# [Aim of the exercise]
How many of the lines below hold the word "partie"? Answer only with the number.

# [Data extract]
******

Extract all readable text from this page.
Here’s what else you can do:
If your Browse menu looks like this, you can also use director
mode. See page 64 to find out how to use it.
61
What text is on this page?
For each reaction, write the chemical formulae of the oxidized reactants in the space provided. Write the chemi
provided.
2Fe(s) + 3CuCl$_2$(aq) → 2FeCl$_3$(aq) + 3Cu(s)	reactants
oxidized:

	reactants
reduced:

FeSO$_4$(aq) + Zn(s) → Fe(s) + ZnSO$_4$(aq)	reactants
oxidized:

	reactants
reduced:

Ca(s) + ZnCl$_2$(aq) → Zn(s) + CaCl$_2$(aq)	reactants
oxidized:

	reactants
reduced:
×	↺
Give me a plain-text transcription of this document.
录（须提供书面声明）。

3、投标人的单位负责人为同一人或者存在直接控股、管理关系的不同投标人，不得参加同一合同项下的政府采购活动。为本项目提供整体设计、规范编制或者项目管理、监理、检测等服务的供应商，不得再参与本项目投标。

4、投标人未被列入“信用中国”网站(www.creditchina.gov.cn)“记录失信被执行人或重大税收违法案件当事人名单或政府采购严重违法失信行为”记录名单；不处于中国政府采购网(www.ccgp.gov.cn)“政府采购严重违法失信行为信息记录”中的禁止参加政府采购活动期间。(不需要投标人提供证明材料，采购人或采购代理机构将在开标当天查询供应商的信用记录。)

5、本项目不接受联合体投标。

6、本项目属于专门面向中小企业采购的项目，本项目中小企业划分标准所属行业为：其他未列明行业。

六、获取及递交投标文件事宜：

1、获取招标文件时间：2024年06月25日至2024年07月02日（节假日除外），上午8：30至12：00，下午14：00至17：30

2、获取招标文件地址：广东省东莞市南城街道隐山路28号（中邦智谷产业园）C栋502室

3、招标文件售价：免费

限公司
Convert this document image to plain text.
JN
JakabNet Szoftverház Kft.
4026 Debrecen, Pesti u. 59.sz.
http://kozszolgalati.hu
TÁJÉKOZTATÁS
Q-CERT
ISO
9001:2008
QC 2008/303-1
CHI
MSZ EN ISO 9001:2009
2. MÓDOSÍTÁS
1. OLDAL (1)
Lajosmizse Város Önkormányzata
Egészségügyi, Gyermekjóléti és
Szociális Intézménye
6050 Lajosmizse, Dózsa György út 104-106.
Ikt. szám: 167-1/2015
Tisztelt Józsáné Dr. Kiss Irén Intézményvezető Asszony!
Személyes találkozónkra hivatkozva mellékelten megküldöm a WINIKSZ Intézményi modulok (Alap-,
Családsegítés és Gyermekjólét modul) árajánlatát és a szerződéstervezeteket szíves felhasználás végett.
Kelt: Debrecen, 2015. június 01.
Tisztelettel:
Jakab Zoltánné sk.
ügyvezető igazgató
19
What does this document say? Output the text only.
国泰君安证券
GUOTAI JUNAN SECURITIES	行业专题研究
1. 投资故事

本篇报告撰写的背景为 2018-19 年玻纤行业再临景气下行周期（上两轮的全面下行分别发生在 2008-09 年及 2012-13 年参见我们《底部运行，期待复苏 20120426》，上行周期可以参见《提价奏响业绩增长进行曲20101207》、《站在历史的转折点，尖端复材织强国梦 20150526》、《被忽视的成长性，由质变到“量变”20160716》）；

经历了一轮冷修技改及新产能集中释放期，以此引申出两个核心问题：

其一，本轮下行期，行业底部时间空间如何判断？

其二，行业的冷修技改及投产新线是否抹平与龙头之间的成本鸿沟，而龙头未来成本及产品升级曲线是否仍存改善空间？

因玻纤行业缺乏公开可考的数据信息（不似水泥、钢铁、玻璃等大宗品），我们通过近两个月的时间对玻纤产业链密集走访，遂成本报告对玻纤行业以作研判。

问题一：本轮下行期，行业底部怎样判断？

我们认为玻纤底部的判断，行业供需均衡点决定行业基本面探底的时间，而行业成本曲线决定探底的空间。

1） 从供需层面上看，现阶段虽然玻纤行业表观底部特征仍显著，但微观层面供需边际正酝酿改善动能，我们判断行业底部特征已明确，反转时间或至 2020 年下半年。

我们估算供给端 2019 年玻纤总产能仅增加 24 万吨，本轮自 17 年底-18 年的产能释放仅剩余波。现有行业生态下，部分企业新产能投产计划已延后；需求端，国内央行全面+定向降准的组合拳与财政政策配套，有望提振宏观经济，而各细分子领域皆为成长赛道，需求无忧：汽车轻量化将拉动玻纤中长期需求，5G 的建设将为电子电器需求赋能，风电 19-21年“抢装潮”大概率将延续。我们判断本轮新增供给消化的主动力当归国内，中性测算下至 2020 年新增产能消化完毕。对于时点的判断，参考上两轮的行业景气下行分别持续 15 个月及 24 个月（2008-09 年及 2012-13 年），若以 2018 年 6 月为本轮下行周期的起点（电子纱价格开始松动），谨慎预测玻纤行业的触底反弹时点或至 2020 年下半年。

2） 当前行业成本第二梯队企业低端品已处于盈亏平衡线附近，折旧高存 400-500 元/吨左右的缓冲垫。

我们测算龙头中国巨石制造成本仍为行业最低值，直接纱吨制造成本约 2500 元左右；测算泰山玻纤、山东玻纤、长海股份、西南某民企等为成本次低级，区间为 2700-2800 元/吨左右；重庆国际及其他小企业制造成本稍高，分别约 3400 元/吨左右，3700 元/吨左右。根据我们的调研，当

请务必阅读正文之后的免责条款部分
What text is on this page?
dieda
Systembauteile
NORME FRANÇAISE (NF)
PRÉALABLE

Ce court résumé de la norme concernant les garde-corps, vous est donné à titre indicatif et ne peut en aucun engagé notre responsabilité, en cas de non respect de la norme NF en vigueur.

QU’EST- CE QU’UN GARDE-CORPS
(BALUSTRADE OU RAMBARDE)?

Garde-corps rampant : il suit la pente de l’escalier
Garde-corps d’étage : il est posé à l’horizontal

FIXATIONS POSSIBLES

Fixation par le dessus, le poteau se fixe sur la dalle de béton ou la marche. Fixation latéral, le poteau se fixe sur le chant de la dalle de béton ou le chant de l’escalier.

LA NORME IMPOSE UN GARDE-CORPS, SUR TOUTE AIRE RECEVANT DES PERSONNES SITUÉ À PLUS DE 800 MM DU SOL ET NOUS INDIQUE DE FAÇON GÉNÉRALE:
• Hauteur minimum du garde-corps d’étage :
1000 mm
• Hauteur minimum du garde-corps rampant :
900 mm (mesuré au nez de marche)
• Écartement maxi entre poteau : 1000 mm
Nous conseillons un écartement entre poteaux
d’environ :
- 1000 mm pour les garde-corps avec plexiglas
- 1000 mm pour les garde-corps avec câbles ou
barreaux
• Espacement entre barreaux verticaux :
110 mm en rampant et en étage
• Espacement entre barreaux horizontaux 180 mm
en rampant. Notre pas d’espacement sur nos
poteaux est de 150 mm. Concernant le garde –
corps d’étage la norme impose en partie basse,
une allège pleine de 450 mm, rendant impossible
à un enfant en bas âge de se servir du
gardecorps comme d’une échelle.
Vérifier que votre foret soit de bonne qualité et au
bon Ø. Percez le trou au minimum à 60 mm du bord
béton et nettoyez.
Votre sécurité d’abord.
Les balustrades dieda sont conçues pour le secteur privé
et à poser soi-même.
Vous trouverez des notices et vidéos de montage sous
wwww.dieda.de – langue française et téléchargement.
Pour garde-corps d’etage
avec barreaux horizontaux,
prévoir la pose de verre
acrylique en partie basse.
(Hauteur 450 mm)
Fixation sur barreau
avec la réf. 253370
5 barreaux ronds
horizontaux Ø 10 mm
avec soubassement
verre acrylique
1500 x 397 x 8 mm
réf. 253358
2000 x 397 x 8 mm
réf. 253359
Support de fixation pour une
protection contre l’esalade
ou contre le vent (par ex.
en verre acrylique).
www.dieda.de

******

# [Output of the task]
2